Work to do: Give these lines as a JSON list of strings, one string per line, leaving out blank lines. This applies to every item.

Page element annotations
───

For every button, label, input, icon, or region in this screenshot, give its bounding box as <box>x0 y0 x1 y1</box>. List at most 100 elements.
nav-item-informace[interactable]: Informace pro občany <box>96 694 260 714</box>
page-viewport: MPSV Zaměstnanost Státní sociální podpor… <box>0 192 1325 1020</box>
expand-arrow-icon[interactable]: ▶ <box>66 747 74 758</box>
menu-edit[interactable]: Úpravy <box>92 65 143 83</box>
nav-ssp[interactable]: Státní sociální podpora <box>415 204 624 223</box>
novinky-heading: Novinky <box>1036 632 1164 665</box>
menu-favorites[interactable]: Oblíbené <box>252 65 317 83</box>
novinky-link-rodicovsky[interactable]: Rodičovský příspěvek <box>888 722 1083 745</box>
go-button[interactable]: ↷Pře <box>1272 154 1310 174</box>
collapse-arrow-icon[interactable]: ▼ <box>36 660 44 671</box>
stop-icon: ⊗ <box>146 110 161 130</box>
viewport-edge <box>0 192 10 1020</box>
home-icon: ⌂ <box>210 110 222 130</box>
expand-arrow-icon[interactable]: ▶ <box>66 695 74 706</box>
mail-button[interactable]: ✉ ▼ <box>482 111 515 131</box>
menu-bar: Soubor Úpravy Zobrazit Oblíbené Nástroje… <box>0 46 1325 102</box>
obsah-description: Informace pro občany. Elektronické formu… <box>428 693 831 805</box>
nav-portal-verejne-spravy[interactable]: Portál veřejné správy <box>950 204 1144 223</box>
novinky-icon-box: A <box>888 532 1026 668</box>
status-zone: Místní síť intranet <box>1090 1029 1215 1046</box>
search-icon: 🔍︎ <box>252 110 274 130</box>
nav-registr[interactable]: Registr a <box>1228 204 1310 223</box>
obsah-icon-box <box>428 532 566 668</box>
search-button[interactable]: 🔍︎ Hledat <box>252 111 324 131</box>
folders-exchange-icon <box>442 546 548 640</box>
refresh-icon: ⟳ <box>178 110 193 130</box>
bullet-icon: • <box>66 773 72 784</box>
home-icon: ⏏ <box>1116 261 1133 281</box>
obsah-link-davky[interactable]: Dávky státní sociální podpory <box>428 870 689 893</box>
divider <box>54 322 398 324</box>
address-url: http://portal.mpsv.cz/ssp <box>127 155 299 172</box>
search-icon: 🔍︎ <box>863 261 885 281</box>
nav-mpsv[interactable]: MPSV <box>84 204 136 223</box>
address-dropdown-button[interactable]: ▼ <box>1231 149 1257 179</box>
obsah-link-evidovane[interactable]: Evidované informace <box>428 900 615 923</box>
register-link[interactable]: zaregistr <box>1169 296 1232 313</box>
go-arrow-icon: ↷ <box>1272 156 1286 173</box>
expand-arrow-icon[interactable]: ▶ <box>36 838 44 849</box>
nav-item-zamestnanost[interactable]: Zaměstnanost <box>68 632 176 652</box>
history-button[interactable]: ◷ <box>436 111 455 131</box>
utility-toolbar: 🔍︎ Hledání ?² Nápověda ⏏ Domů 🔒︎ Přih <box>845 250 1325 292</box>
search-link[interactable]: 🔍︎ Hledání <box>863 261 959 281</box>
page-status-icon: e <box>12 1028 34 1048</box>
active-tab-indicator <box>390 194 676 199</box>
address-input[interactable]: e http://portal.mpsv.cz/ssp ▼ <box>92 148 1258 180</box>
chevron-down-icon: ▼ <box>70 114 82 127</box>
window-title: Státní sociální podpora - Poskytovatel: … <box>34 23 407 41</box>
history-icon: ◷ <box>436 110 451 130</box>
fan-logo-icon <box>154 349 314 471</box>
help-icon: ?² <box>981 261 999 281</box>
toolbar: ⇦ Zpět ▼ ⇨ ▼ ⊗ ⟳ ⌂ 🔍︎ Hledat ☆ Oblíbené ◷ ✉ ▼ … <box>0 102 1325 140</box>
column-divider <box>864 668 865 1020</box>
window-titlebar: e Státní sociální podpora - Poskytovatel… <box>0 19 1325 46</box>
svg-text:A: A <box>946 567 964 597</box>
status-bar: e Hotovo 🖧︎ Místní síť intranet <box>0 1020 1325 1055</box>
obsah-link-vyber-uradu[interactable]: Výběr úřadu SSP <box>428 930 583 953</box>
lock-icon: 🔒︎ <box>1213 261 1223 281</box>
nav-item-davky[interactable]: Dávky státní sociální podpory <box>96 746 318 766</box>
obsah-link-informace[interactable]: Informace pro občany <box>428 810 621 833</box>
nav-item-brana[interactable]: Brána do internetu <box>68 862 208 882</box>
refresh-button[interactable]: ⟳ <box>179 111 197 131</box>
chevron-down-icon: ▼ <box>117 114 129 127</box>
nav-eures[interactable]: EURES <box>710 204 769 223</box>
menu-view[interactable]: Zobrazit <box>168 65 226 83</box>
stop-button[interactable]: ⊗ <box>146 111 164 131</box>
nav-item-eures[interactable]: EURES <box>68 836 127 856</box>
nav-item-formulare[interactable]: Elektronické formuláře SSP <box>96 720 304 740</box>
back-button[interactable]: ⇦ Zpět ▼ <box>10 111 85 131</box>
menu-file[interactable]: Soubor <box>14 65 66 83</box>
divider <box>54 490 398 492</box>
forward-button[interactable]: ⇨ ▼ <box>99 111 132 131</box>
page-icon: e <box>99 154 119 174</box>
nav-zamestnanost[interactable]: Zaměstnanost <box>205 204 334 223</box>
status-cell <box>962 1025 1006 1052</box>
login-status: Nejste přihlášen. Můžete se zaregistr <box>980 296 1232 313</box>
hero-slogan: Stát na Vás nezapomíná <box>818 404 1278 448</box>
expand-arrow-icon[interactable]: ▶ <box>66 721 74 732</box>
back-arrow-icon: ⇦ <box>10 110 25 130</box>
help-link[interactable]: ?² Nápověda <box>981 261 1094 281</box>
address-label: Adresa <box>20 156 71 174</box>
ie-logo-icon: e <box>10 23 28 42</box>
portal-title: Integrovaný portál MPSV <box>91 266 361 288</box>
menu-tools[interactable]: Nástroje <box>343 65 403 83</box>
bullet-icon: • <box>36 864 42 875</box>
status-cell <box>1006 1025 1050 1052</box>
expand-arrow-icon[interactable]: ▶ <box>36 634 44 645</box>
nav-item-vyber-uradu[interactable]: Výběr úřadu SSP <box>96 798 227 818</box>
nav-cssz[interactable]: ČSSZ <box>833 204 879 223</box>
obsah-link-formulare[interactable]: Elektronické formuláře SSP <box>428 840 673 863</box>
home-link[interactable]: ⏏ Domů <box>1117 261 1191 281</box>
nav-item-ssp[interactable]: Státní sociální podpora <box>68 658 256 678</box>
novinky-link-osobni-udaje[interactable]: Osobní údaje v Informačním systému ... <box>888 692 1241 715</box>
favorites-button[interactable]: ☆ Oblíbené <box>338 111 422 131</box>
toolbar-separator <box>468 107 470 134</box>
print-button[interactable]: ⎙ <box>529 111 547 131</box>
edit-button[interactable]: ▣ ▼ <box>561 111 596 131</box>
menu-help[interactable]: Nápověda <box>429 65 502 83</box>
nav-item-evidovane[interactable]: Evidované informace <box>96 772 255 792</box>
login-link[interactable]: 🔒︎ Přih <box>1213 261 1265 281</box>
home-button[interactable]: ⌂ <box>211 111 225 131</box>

───

Problem solution:
[
  "For every button, label, input, icon, or region in this screenshot, give its bounding box as <box>x0 y0 x1 y1</box>. List at most 100 elements.",
  "nav-item-informace[interactable]: Informace pro občany <box>96 694 260 714</box>",
  "page-viewport: MPSV Zaměstnanost Státní sociální podpor… <box>0 192 1325 1020</box>",
  "expand-arrow-icon[interactable]: ▶ <box>66 747 74 758</box>",
  "menu-edit[interactable]: Úpravy <box>92 65 143 83</box>",
  "nav-ssp[interactable]: Státní sociální podpora <box>415 204 624 223</box>",
  "novinky-heading: Novinky <box>1036 632 1164 665</box>",
  "menu-favorites[interactable]: Oblíbené <box>252 65 317 83</box>",
  "novinky-link-rodicovsky[interactable]: Rodičovský příspěvek <box>888 722 1083 745</box>",
  "go-button[interactable]: ↷Pře <box>1272 154 1310 174</box>",
  "collapse-arrow-icon[interactable]: ▼ <box>36 660 44 671</box>",
  "stop-icon: ⊗ <box>146 110 161 130</box>",
  "viewport-edge <box>0 192 10 1020</box>",
  "home-icon: ⌂ <box>210 110 222 130</box>",
  "expand-arrow-icon[interactable]: ▶ <box>66 695 74 706</box>",
  "mail-button[interactable]: ✉ ▼ <box>482 111 515 131</box>",
  "menu-bar: Soubor Úpravy Zobrazit Oblíbené Nástroje… <box>0 46 1325 102</box>",
  "obsah-description: Informace pro občany. Elektronické formu… <box>428 693 831 805</box>",
  "nav-portal-verejne-spravy[interactable]: Portál veřejné správy <box>950 204 1144 223</box>",
  "novinky-icon-box: A <box>888 532 1026 668</box>",
  "status-zone: Místní síť intranet <box>1090 1029 1215 1046</box>",
  "search-icon: 🔍︎ <box>252 110 274 130</box>",
  "nav-registr[interactable]: Registr a <box>1228 204 1310 223</box>",
  "obsah-icon-box <box>428 532 566 668</box>",
  "search-button[interactable]: 🔍︎ Hledat <box>252 111 324 131</box>",
  "folders-exchange-icon <box>442 546 548 640</box>",
  "refresh-icon: ⟳ <box>178 110 193 130</box>",
  "bullet-icon: • <box>66 773 72 784</box>",
  "home-icon: ⏏ <box>1116 261 1133 281</box>",
  "obsah-link-davky[interactable]: Dávky státní sociální podpory <box>428 870 689 893</box>",
  "divider <box>54 322 398 324</box>",
  "address-url: http://portal.mpsv.cz/ssp <box>127 155 299 172</box>",
  "search-icon: 🔍︎ <box>863 261 885 281</box>",
  "nav-mpsv[interactable]: MPSV <box>84 204 136 223</box>",
  "address-dropdown-button[interactable]: ▼ <box>1231 149 1257 179</box>",
  "obsah-link-evidovane[interactable]: Evidované informace <box>428 900 615 923</box>",
  "register-link[interactable]: zaregistr <box>1169 296 1232 313</box>",
  "go-arrow-icon: ↷ <box>1272 156 1286 173</box>",
  "expand-arrow-icon[interactable]: ▶ <box>36 838 44 849</box>",
  "nav-item-zamestnanost[interactable]: Zaměstnanost <box>68 632 176 652</box>",
  "history-button[interactable]: ◷ <box>436 111 455 131</box>",
  "utility-toolbar: 🔍︎ Hledání ?² Nápověda ⏏ Domů 🔒︎ Přih <box>845 250 1325 292</box>",
  "search-link[interactable]: 🔍︎ Hledání <box>863 261 959 281</box>",
  "page-status-icon: e <box>12 1028 34 1048</box>",
  "active-tab-indicator <box>390 194 676 199</box>",
  "address-input[interactable]: e http://portal.mpsv.cz/ssp ▼ <box>92 148 1258 180</box>",
  "chevron-down-icon: ▼ <box>70 114 82 127</box>",
  "window-title: Státní sociální podpora - Poskytovatel: … <box>34 23 407 41</box>",
  "history-icon: ◷ <box>436 110 451 130</box>",
  "fan-logo-icon <box>154 349 314 471</box>",
  "help-icon: ?² <box>981 261 999 281</box>",
  "toolbar: ⇦ Zpět ▼ ⇨ ▼ ⊗ ⟳ ⌂ 🔍︎ Hledat ☆ Oblíbené ◷ ✉ ▼ … <box>0 102 1325 140</box>",
  "column-divider <box>864 668 865 1020</box>",
  "window-titlebar: e Státní sociální podpora - Poskytovatel… <box>0 19 1325 46</box>",
  "svg-text:A: A <box>946 567 964 597</box>",
  "status-bar: e Hotovo 🖧︎ Místní síť intranet <box>0 1020 1325 1055</box>",
  "obsah-link-vyber-uradu[interactable]: Výběr úřadu SSP <box>428 930 583 953</box>",
  "lock-icon: 🔒︎ <box>1213 261 1223 281</box>",
  "nav-item-davky[interactable]: Dávky státní sociální podpory <box>96 746 318 766</box>",
  "obsah-link-informace[interactable]: Informace pro občany <box>428 810 621 833</box>",
  "nav-item-brana[interactable]: Brána do internetu <box>68 862 208 882</box>",
  "refresh-button[interactable]: ⟳ <box>179 111 197 131</box>",
  "chevron-down-icon: ▼ <box>117 114 129 127</box>",
  "nav-eures[interactable]: EURES <box>710 204 769 223</box>",
  "menu-view[interactable]: Zobrazit <box>168 65 226 83</box>",
  "stop-button[interactable]: ⊗ <box>146 111 164 131</box>",
  "nav-item-eures[interactable]: EURES <box>68 836 127 856</box>",
  "nav-item-formulare[interactable]: Elektronické formuláře SSP <box>96 720 304 740</box>",
  "back-button[interactable]: ⇦ Zpět ▼ <box>10 111 85 131</box>",
  "menu-file[interactable]: Soubor <box>14 65 66 83</box>",
  "divider <box>54 490 398 492</box>",
  "forward-button[interactable]: ⇨ ▼ <box>99 111 132 131</box>",
  "page-icon: e <box>99 154 119 174</box>",
  "nav-zamestnanost[interactable]: Zaměstnanost <box>205 204 334 223</box>",
  "status-cell <box>962 1025 1006 1052</box>",
  "login-status: Nejste přihlášen. Můžete se zaregistr <box>980 296 1232 313</box>",
  "hero-slogan: Stát na Vás nezapomíná <box>818 404 1278 448</box>",
  "expand-arrow-icon[interactable]: ▶ <box>66 721 74 732</box>",
  "back-arrow-icon: ⇦ <box>10 110 25 130</box>",
  "help-link[interactable]: ?² Nápověda <box>981 261 1094 281</box>",
  "address-label: Adresa <box>20 156 71 174</box>",
  "ie-logo-icon: e <box>10 23 28 42</box>",
  "portal-title: Integrovaný portál MPSV <box>91 266 361 288</box>",
  "menu-tools[interactable]: Nástroje <box>343 65 403 83</box>",
  "bullet-icon: • <box>36 864 42 875</box>",
  "status-cell <box>1006 1025 1050 1052</box>",
  "expand-arrow-icon[interactable]: ▶ <box>36 634 44 645</box>",
  "nav-item-vyber-uradu[interactable]: Výběr úřadu SSP <box>96 798 227 818</box>",
  "nav-cssz[interactable]: ČSSZ <box>833 204 879 223</box>",
  "obsah-link-formulare[interactable]: Elektronické formuláře SSP <box>428 840 673 863</box>",
  "home-link[interactable]: ⏏ Domů <box>1117 261 1191 281</box>",
  "nav-item-ssp[interactable]: Státní sociální podpora <box>68 658 256 678</box>",
  "novinky-link-osobni-udaje[interactable]: Osobní údaje v Informačním systému ... <box>888 692 1241 715</box>",
  "favorites-button[interactable]: ☆ Oblíbené <box>338 111 422 131</box>",
  "toolbar-separator <box>468 107 470 134</box>",
  "print-button[interactable]: ⎙ <box>529 111 547 131</box>",
  "edit-button[interactable]: ▣ ▼ <box>561 111 596 131</box>",
  "menu-help[interactable]: Nápověda <box>429 65 502 83</box>",
  "nav-item-evidovane[interactable]: Evidované informace <box>96 772 255 792</box>",
  "login-link[interactable]: 🔒︎ Přih <box>1213 261 1265 281</box>",
  "home-button[interactable]: ⌂ <box>211 111 225 131</box>"
]